● **Task to complete**
Needed from the data below: all lines that contain the word "cortex".

● **Page text dataset records**
---------------
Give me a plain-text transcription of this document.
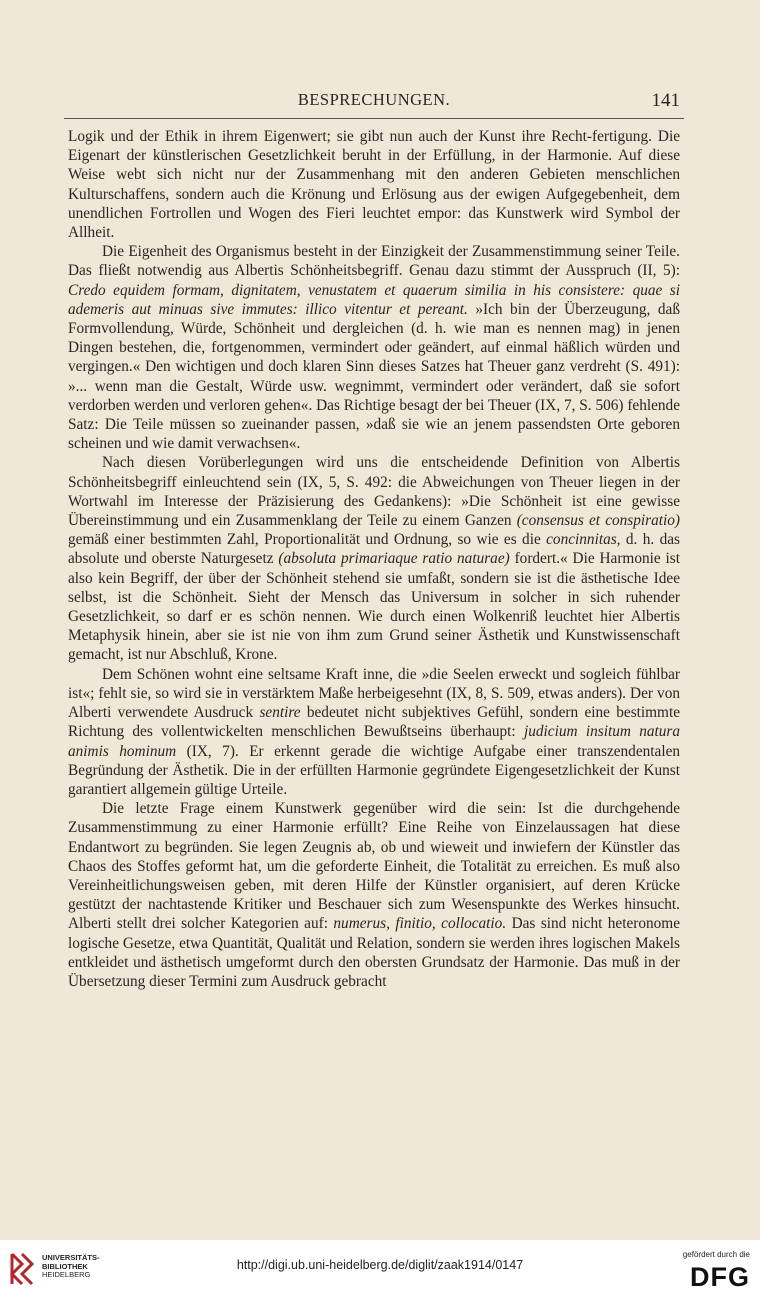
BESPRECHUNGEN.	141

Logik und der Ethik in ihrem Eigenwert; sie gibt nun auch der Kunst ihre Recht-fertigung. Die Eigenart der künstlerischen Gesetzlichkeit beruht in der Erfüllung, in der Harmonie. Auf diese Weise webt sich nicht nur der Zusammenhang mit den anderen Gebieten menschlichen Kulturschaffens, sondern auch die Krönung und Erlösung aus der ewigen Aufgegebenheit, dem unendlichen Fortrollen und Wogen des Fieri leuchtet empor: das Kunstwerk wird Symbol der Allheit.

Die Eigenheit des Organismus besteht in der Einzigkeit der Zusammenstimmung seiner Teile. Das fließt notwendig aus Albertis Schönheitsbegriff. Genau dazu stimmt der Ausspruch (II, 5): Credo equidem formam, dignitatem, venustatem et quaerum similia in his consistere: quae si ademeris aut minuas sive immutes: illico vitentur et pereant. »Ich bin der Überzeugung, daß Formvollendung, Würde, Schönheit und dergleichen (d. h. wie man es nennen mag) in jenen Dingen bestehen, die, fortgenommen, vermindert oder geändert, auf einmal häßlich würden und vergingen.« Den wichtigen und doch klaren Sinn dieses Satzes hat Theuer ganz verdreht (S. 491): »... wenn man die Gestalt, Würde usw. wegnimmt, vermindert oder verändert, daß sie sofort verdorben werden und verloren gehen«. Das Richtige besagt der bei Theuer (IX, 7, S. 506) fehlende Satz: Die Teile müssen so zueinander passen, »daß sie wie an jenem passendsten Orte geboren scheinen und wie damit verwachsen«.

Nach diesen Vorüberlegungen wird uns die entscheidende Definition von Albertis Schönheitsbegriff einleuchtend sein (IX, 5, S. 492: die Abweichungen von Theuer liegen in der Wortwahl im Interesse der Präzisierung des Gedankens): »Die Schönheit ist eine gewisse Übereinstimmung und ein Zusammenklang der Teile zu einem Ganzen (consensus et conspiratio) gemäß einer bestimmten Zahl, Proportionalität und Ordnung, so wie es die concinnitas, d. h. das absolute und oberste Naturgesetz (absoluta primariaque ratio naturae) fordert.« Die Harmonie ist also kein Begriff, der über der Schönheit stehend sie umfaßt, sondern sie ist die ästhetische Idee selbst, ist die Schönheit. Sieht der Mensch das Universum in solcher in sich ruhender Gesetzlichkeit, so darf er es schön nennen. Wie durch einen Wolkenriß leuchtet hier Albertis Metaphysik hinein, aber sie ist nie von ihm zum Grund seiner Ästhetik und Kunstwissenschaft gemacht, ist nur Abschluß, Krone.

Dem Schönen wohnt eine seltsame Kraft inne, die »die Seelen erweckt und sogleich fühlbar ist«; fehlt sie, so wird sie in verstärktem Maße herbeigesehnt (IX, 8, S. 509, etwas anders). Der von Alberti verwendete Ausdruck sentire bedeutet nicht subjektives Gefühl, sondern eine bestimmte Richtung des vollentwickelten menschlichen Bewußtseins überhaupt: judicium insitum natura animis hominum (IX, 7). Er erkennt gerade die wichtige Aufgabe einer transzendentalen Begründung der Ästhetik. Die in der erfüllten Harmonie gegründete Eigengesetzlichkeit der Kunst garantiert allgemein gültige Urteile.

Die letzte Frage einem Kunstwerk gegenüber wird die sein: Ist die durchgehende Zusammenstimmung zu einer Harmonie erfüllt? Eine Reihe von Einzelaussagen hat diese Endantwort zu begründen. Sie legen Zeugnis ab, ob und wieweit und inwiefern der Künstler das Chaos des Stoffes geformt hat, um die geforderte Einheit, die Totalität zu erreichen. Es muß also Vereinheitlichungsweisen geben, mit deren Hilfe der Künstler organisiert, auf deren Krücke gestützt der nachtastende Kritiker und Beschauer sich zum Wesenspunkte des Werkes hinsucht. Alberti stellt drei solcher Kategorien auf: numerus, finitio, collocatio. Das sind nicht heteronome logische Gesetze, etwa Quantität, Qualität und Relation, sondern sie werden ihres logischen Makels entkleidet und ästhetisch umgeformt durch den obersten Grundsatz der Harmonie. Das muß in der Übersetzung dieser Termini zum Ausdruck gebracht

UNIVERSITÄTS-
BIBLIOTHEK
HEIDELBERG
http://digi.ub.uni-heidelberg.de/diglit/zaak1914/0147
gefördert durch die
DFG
---------------
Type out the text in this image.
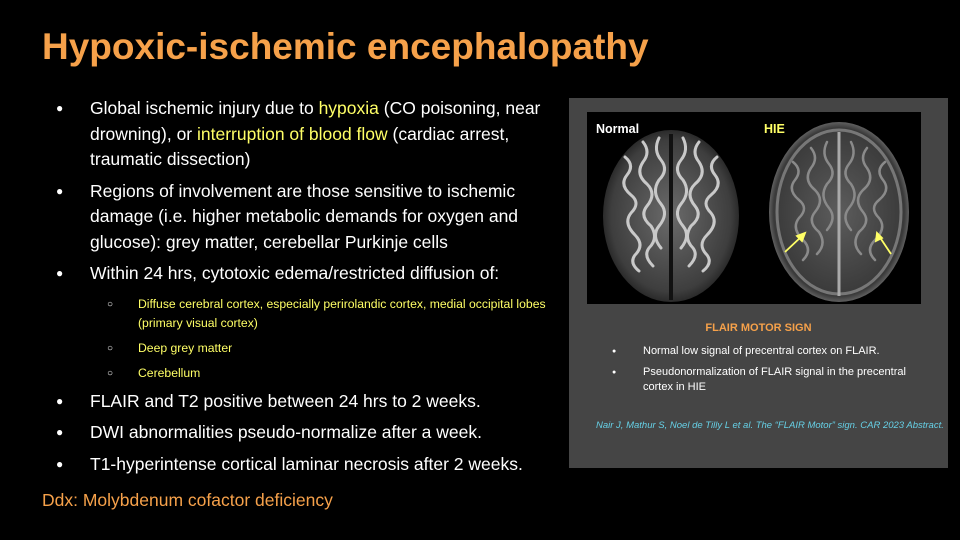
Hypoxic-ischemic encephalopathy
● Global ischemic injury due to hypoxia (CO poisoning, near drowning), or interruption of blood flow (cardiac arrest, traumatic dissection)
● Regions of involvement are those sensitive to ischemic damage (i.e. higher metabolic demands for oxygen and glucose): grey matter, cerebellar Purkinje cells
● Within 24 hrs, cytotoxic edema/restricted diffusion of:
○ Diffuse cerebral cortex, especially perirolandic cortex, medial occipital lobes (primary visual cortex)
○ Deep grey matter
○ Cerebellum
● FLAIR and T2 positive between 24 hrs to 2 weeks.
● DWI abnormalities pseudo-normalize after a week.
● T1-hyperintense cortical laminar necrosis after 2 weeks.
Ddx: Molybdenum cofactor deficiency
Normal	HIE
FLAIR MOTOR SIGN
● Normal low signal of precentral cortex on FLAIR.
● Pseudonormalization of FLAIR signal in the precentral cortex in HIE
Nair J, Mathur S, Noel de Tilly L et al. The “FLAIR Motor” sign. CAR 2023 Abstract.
---------------
● **Reply to the task**
○ Diffuse cerebral cortex, especially perirolandic cortex, medial occipital lobes (primary visual cortex)
● Normal low signal of precentral cortex on FLAIR.
● Pseudonormalization of FLAIR signal in the precentral cortex in HIE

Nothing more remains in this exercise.